* [AIM] Extend the article about Pope Benedict XVI, picking up right after its last sentence.

===== TEXT BLOCK

By admin | May 14, 2009
How is this Pope different from all other Popes? For one thing, Pope Benedict XVI has been an outspoken critic for the plight of Christian minorities suffering in Islamic countries. Most recently, in his visit to the Jordanian capital of Amman, Pope Benedict made it a special point to speak out about the shabby way Iraqi Christians have been treated by their host country. Fearlessly, Pope Benedict is continuing his ideological battle against religious extremism that he in his 2006 speech at Regensberg where he quoted a Byzantine emperor from the Middle Ages criticizing Islam for seeking to spread its message by the sword. Although the Pope apologized to the Muslim community, he delicately made an apology only for the hurt his statement caused, but not for the substance of his remarks.[1]
During his visit at the King Hussein Mosque in Amman on Saturday, once more Pope Benedict alluded to the 2006 speech. When he said, “It is the ideological manipulation of religion, sometimes for political ends, that is the real catalyst for tension and division, and at times even violence in society,” Benedict was reinforcing—if cryptically—his basic criticism of radical Islamic extremism.
Obviously Pope Benedict realizes that Israel is the only country that can ensure that the Christian holy sites in Jerusalem remain protected under her care. The relationship between Jews and Christians is, according to the Pope, spiritually profound and intimate. In one of his speeches Pope Benedict spoke about “the inseparable bond between the Church and the Jewish people …. From the beginning, the Church in these lands has commemorated in her liturgy the great figures of the patriarchs and prophets, as a sign of her profound appreciation of the unity of the two Testaments. May our encounter today inspire in us a renewed love for the canon of sacred Scripture and a desire to overcome all obstacles to the reconciliation of Christians and Jews in mutual respect and cooperation in the service of that peace to which the word of God calls us!”

==========
===== RAW RECORDS

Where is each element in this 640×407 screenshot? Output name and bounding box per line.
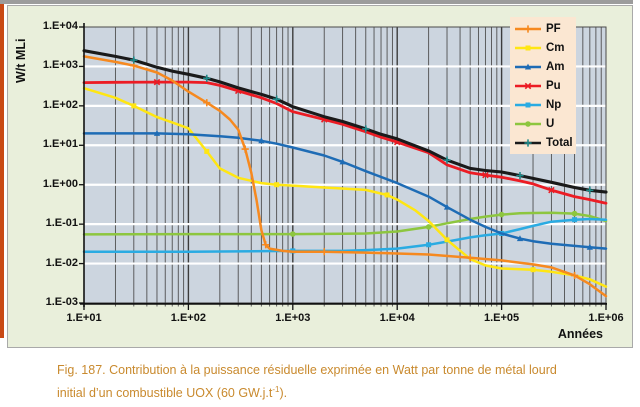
series-line-Cm — [82, 86, 608, 288]
x-tick-label: 1.E+04 — [379, 312, 415, 324]
series-marker — [274, 182, 280, 188]
series-marker — [548, 186, 555, 194]
x-axis-title: Années — [557, 327, 603, 341]
series-marker — [320, 248, 328, 256]
series-marker — [426, 242, 432, 248]
series-marker — [498, 211, 505, 218]
legend-label: U — [546, 117, 555, 130]
legend-sample-PF — [515, 24, 541, 33]
caption-line2: initial d’un combustible UOX (60 GW.j.t — [57, 386, 273, 401]
legend-label: Am — [546, 60, 565, 73]
series-marker — [570, 271, 579, 280]
series-marker — [466, 254, 474, 262]
figure-caption: Fig. 187. Contribution à la puissance ré… — [57, 361, 602, 403]
legend-item-PF: PF — [510, 20, 576, 37]
series-marker — [530, 267, 536, 273]
legend-item-Total: Total — [510, 134, 576, 151]
series-marker — [516, 235, 524, 242]
legend-label: Cm — [546, 41, 565, 54]
legend-label: Np — [546, 98, 562, 111]
y-tick-label: 1.E+03 — [42, 59, 78, 72]
y-tick-label: 1.E-03 — [45, 296, 78, 308]
series-marker — [384, 192, 390, 198]
y-tick-label: 1.E+04 — [42, 20, 78, 32]
legend-sample-Pu — [515, 82, 541, 89]
series-marker — [516, 172, 524, 180]
legend-sample-U — [515, 120, 541, 127]
y-tick-label: 1.E+02 — [42, 98, 78, 111]
caption-line1: Fig. 187. Contribution à la puissance ré… — [57, 363, 557, 377]
legend-sample-Np — [515, 102, 541, 107]
legend-item-Am: Am — [510, 58, 576, 75]
page-left-edge — [0, 4, 4, 338]
series-marker — [262, 241, 270, 249]
series-marker — [290, 231, 296, 237]
caption-line2-end: ). — [279, 386, 288, 401]
series-marker — [444, 237, 450, 243]
series-marker — [131, 103, 137, 109]
x-tick-label: 1.E+06 — [588, 312, 624, 324]
legend-item-Pu: Pu — [510, 77, 576, 94]
x-tick-label: 1.E+03 — [275, 312, 311, 324]
series-line-Pu — [82, 80, 608, 205]
series-marker — [586, 186, 594, 194]
page-top-edge — [0, 0, 633, 4]
legend: PF Cm Am Pu Np U Total — [510, 17, 576, 154]
legend-sample-Am — [515, 63, 541, 69]
series-marker — [153, 78, 161, 86]
x-tick-label: 1.E+05 — [484, 312, 520, 324]
series-marker — [130, 56, 138, 64]
y-tick-label: 1.E-02 — [45, 256, 78, 269]
series-marker — [203, 74, 211, 82]
legend-label: PF — [546, 22, 561, 35]
series-marker — [339, 158, 346, 165]
series-marker — [586, 243, 593, 250]
legend-sample-Cm — [515, 45, 541, 50]
legend-label: Total — [546, 136, 573, 149]
series-marker — [482, 171, 489, 179]
series-marker — [203, 99, 211, 107]
y-tick-label: 1.E+00 — [42, 177, 78, 190]
x-tick-label: 1.E+02 — [170, 312, 206, 324]
series-marker — [362, 125, 370, 133]
series-marker — [204, 148, 210, 154]
legend-item-Np: Np — [510, 96, 576, 113]
y-tick-label: 1.E-01 — [45, 217, 78, 230]
series-marker — [258, 137, 265, 144]
series-marker — [571, 210, 578, 217]
legend-sample-Total — [515, 138, 541, 147]
series-marker — [443, 203, 451, 210]
legend-item-U: U — [510, 115, 576, 132]
series-marker — [153, 130, 161, 136]
series-marker — [572, 217, 578, 223]
legend-item-Cm: Cm — [510, 39, 576, 56]
series-line-Am — [82, 132, 608, 250]
series-marker — [425, 224, 432, 230]
series-marker — [443, 156, 451, 164]
y-tick-label: 1.E+01 — [42, 138, 78, 151]
series-line-Total — [82, 49, 608, 194]
caption-superscript: -1 — [272, 385, 280, 394]
series-marker — [241, 145, 249, 153]
series-marker — [273, 95, 281, 103]
x-tick-label: 1.E+01 — [66, 312, 102, 324]
legend-label: Pu — [546, 79, 561, 92]
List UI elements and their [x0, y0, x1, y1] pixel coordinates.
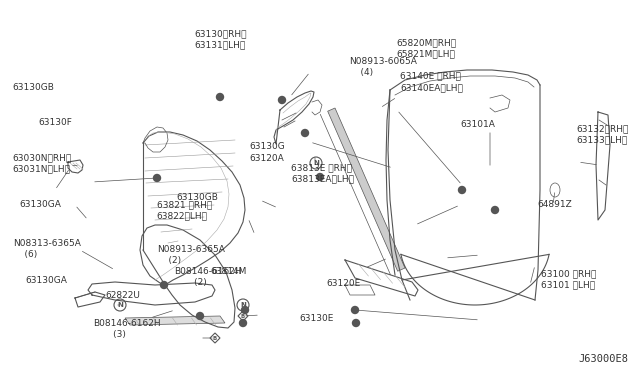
Circle shape	[353, 320, 360, 327]
Text: 63813E 〈RH〉
63813EA〈LH〉: 63813E 〈RH〉 63813EA〈LH〉	[291, 163, 354, 183]
Text: 63101A: 63101A	[461, 120, 495, 129]
Text: 64891Z: 64891Z	[538, 200, 572, 209]
Text: B: B	[241, 314, 245, 318]
Text: 63821 〈RH〉
63822〈LH〉: 63821 〈RH〉 63822〈LH〉	[157, 200, 212, 220]
Text: J63000E8: J63000E8	[578, 354, 628, 364]
Text: 63132〈RH〉
63133〈LH〉: 63132〈RH〉 63133〈LH〉	[576, 124, 628, 144]
Text: 63130F: 63130F	[38, 118, 72, 127]
Circle shape	[492, 206, 499, 214]
Text: 63100 〈RH〉
63101 〈LH〉: 63100 〈RH〉 63101 〈LH〉	[541, 270, 596, 290]
Circle shape	[154, 174, 161, 182]
Text: 63130G
63120A: 63130G 63120A	[250, 142, 285, 163]
Text: 65820M〈RH〉
65821M〈LH〉: 65820M〈RH〉 65821M〈LH〉	[397, 38, 457, 58]
Text: B08146-6162H
       (3): B08146-6162H (3)	[93, 319, 161, 339]
Text: N08913-6365A
    (2): N08913-6365A (2)	[157, 245, 225, 265]
Text: 62822U: 62822U	[106, 291, 140, 300]
Text: B: B	[213, 336, 217, 340]
Circle shape	[458, 186, 465, 193]
Text: 63814M: 63814M	[210, 267, 246, 276]
Text: N: N	[117, 302, 123, 308]
Circle shape	[239, 320, 246, 327]
Text: 63130GA: 63130GA	[19, 200, 61, 209]
Text: 63130〈RH〉
63131〈LH〉: 63130〈RH〉 63131〈LH〉	[195, 29, 247, 49]
Circle shape	[161, 282, 168, 289]
Text: N: N	[240, 302, 246, 308]
Text: N08913-6065A
    (4): N08913-6065A (4)	[349, 57, 417, 77]
Circle shape	[278, 96, 285, 103]
Circle shape	[216, 93, 223, 100]
Circle shape	[351, 307, 358, 314]
Text: B08146-6162H
       (2): B08146-6162H (2)	[174, 267, 242, 287]
Text: 63030N〈RH〉
63031N〈LH〉: 63030N〈RH〉 63031N〈LH〉	[13, 154, 72, 174]
Polygon shape	[125, 316, 225, 325]
Circle shape	[317, 173, 323, 180]
Text: 63140E 〈RH〉
63140EA〈LH〉: 63140E 〈RH〉 63140EA〈LH〉	[400, 72, 463, 92]
Text: 63130GB: 63130GB	[176, 193, 218, 202]
Circle shape	[196, 312, 204, 320]
Circle shape	[241, 307, 248, 314]
Text: 63130GB: 63130GB	[13, 83, 54, 92]
Text: 63120E: 63120E	[326, 279, 361, 288]
Text: 63130E: 63130E	[300, 314, 334, 323]
Polygon shape	[328, 108, 405, 271]
Text: 63130GA: 63130GA	[26, 276, 67, 285]
Text: N: N	[313, 160, 319, 166]
Text: N08313-6365A
    (6): N08313-6365A (6)	[13, 239, 81, 259]
Circle shape	[301, 129, 308, 137]
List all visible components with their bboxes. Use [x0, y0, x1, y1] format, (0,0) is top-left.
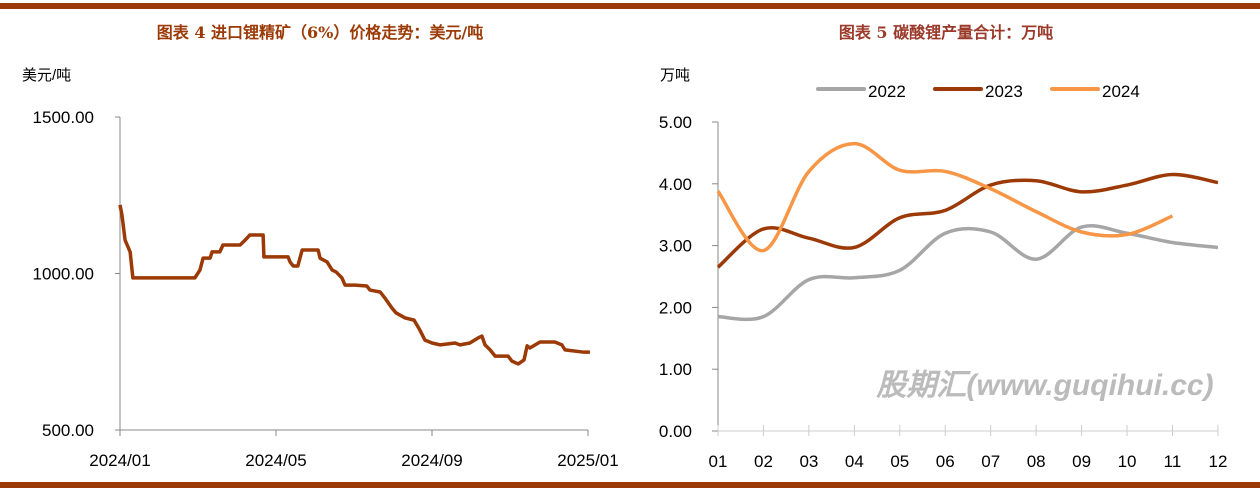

==========

* [REPLY TO THE EXERCISE]
A Jewish interest in protecting the holy sites of Jerusalem is not merely a matter of Jewish concern; it is also of Christian interests. In saying this, the pope made clear that he views the preservation of Jewish holy sites in Jerusalem as essential for Christian heritage. For the record, the Islamic Wakf (religious leadership of Jerusalem) which desires to be the sole custodian of Jerusalem’s holy sites in the event of its partition, has already gone to great lengths to systematically destroy the ruins of the Temple Mount and the Jewish and Christian heritage of the holy basin through archeological theft, illegal building and digging.
The government of Israel needs to rethink its attitude about Pope Pius XII; this is an important matter especially since the Vatican wishes to canonize Pope Pius XII. Until now, there has been a lingering controversy about Pope Pius’s alleged support for the Nazis; Israeli scholars need to revisit and examine this matter with their Catholic counterparts.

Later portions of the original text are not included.